▶ **Task instructions**
Copy every line of the listing that holds the string "JSON".

(Saved data entries)
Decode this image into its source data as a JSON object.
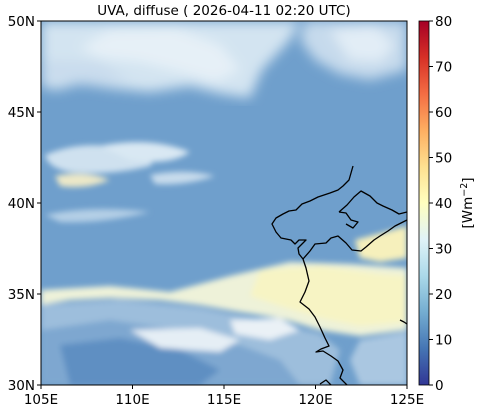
{
  "title": "UVA, diffuse ( 2026-04-11 02:20 UTC)",
  "map": {
    "x_ticks": [
      "105E",
      "110E",
      "115E",
      "120E",
      "125E"
    ],
    "y_ticks": [
      "50N",
      "45N",
      "40N",
      "35N",
      "30N"
    ],
    "lon_range": [
      105,
      125
    ],
    "lat_range": [
      30,
      50
    ]
  },
  "colorbar": {
    "label_base": "[Wm",
    "label_exp": "−2",
    "label_close": "]",
    "ticks": [
      "80",
      "70",
      "60",
      "50",
      "40",
      "30",
      "20",
      "10",
      "0"
    ],
    "range": [
      0,
      80
    ],
    "colors": [
      "#313695",
      "#4575b4",
      "#74add1",
      "#abd9e9",
      "#e0f3f8",
      "#ffffbf",
      "#fee090",
      "#fdae61",
      "#f46d43",
      "#d73027",
      "#a50026"
    ]
  },
  "colors": {
    "background_field": "#6f9fcc",
    "cloud_light": "#dbeaf4",
    "cloud_yellow": "#f6f4c2",
    "coastline": "#000000"
  }
}
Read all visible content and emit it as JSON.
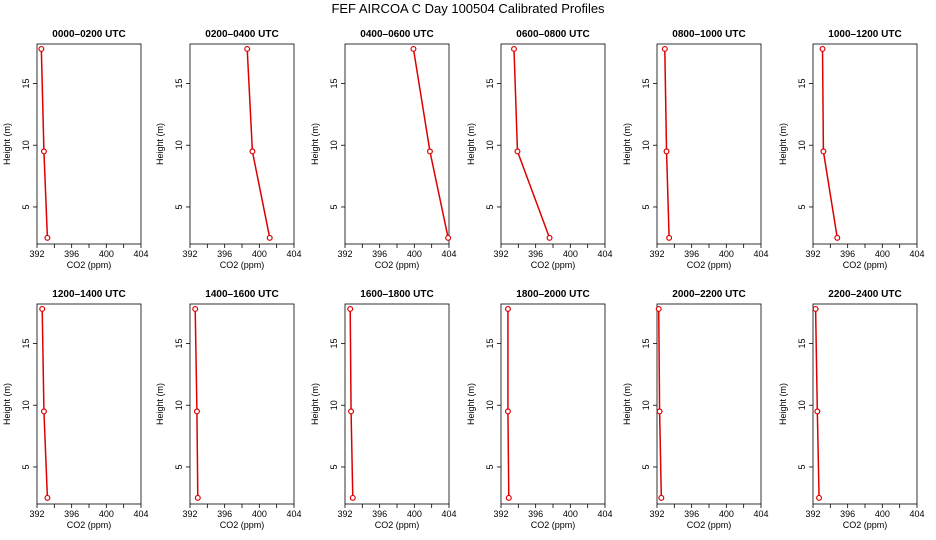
{
  "figure": {
    "title": "FEF AIRCOA C  Day 100504  Calibrated Profiles"
  },
  "style": {
    "line_color": "#dd0000",
    "marker_color": "#dd0000",
    "axis_color": "#000000"
  },
  "chart_data": [
    {
      "type": "line",
      "title": "0000–0200 UTC",
      "xlabel": "CO2 (ppm)",
      "ylabel": "Height (m)",
      "xlim": [
        392,
        404
      ],
      "ylim": [
        2,
        18.2
      ],
      "xticks": [
        392,
        396,
        400,
        404
      ],
      "xticks_minor": [
        394,
        398,
        402
      ],
      "yticks": [
        5,
        10,
        15
      ],
      "x": [
        393.2,
        392.8,
        392.5
      ],
      "y": [
        2.5,
        9.5,
        17.8
      ]
    },
    {
      "type": "line",
      "title": "0200–0400 UTC",
      "xlabel": "CO2 (ppm)",
      "ylabel": "Height (m)",
      "xlim": [
        392,
        404
      ],
      "ylim": [
        2,
        18.2
      ],
      "xticks": [
        392,
        396,
        400,
        404
      ],
      "xticks_minor": [
        394,
        398,
        402
      ],
      "yticks": [
        5,
        10,
        15
      ],
      "x": [
        401.2,
        399.2,
        398.6
      ],
      "y": [
        2.5,
        9.5,
        17.8
      ]
    },
    {
      "type": "line",
      "title": "0400–0600 UTC",
      "xlabel": "CO2 (ppm)",
      "ylabel": "Height (m)",
      "xlim": [
        392,
        404
      ],
      "ylim": [
        2,
        18.2
      ],
      "xticks": [
        392,
        396,
        400,
        404
      ],
      "xticks_minor": [
        394,
        398,
        402
      ],
      "yticks": [
        5,
        10,
        15
      ],
      "x": [
        403.9,
        401.8,
        399.9
      ],
      "y": [
        2.5,
        9.5,
        17.8
      ]
    },
    {
      "type": "line",
      "title": "0600–0800 UTC",
      "xlabel": "CO2 (ppm)",
      "ylabel": "Height (m)",
      "xlim": [
        392,
        404
      ],
      "ylim": [
        2,
        18.2
      ],
      "xticks": [
        392,
        396,
        400,
        404
      ],
      "xticks_minor": [
        394,
        398,
        402
      ],
      "yticks": [
        5,
        10,
        15
      ],
      "x": [
        397.6,
        393.9,
        393.5
      ],
      "y": [
        2.5,
        9.5,
        17.8
      ]
    },
    {
      "type": "line",
      "title": "0800–1000 UTC",
      "xlabel": "CO2 (ppm)",
      "ylabel": "Height (m)",
      "xlim": [
        392,
        404
      ],
      "ylim": [
        2,
        18.2
      ],
      "xticks": [
        392,
        396,
        400,
        404
      ],
      "xticks_minor": [
        394,
        398,
        402
      ],
      "yticks": [
        5,
        10,
        15
      ],
      "x": [
        393.4,
        393.1,
        392.9
      ],
      "y": [
        2.5,
        9.5,
        17.8
      ]
    },
    {
      "type": "line",
      "title": "1000–1200 UTC",
      "xlabel": "CO2 (ppm)",
      "ylabel": "Height (m)",
      "xlim": [
        392,
        404
      ],
      "ylim": [
        2,
        18.2
      ],
      "xticks": [
        392,
        396,
        400,
        404
      ],
      "xticks_minor": [
        394,
        398,
        402
      ],
      "yticks": [
        5,
        10,
        15
      ],
      "x": [
        394.8,
        393.2,
        393.1
      ],
      "y": [
        2.5,
        9.5,
        17.8
      ]
    },
    {
      "type": "line",
      "title": "1200–1400 UTC",
      "xlabel": "CO2 (ppm)",
      "ylabel": "Height (m)",
      "xlim": [
        392,
        404
      ],
      "ylim": [
        2,
        18.2
      ],
      "xticks": [
        392,
        396,
        400,
        404
      ],
      "xticks_minor": [
        394,
        398,
        402
      ],
      "yticks": [
        5,
        10,
        15
      ],
      "x": [
        393.2,
        392.8,
        392.6
      ],
      "y": [
        2.5,
        9.5,
        17.8
      ]
    },
    {
      "type": "line",
      "title": "1400–1600 UTC",
      "xlabel": "CO2 (ppm)",
      "ylabel": "Height (m)",
      "xlim": [
        392,
        404
      ],
      "ylim": [
        2,
        18.2
      ],
      "xticks": [
        392,
        396,
        400,
        404
      ],
      "xticks_minor": [
        394,
        398,
        402
      ],
      "yticks": [
        5,
        10,
        15
      ],
      "x": [
        392.9,
        392.8,
        392.6
      ],
      "y": [
        2.5,
        9.5,
        17.8
      ]
    },
    {
      "type": "line",
      "title": "1600–1800 UTC",
      "xlabel": "CO2 (ppm)",
      "ylabel": "Height (m)",
      "xlim": [
        392,
        404
      ],
      "ylim": [
        2,
        18.2
      ],
      "xticks": [
        392,
        396,
        400,
        404
      ],
      "xticks_minor": [
        394,
        398,
        402
      ],
      "yticks": [
        5,
        10,
        15
      ],
      "x": [
        392.9,
        392.7,
        392.6
      ],
      "y": [
        2.5,
        9.5,
        17.8
      ]
    },
    {
      "type": "line",
      "title": "1800–2000 UTC",
      "xlabel": "CO2 (ppm)",
      "ylabel": "Height (m)",
      "xlim": [
        392,
        404
      ],
      "ylim": [
        2,
        18.2
      ],
      "xticks": [
        392,
        396,
        400,
        404
      ],
      "xticks_minor": [
        394,
        398,
        402
      ],
      "yticks": [
        5,
        10,
        15
      ],
      "x": [
        392.9,
        392.8,
        392.8
      ],
      "y": [
        2.5,
        9.5,
        17.8
      ]
    },
    {
      "type": "line",
      "title": "2000–2200 UTC",
      "xlabel": "CO2 (ppm)",
      "ylabel": "Height (m)",
      "xlim": [
        392,
        404
      ],
      "ylim": [
        2,
        18.2
      ],
      "xticks": [
        392,
        396,
        400,
        404
      ],
      "xticks_minor": [
        394,
        398,
        402
      ],
      "yticks": [
        5,
        10,
        15
      ],
      "x": [
        392.5,
        392.3,
        392.2
      ],
      "y": [
        2.5,
        9.5,
        17.8
      ]
    },
    {
      "type": "line",
      "title": "2200–2400 UTC",
      "xlabel": "CO2 (ppm)",
      "ylabel": "Height (m)",
      "xlim": [
        392,
        404
      ],
      "ylim": [
        2,
        18.2
      ],
      "xticks": [
        392,
        396,
        400,
        404
      ],
      "xticks_minor": [
        394,
        398,
        402
      ],
      "yticks": [
        5,
        10,
        15
      ],
      "x": [
        392.7,
        392.5,
        392.3
      ],
      "y": [
        2.5,
        9.5,
        17.8
      ]
    }
  ]
}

▶ **Result**
Decode this image into its source data as a JSON object.
Read all visible content and emit it as JSON.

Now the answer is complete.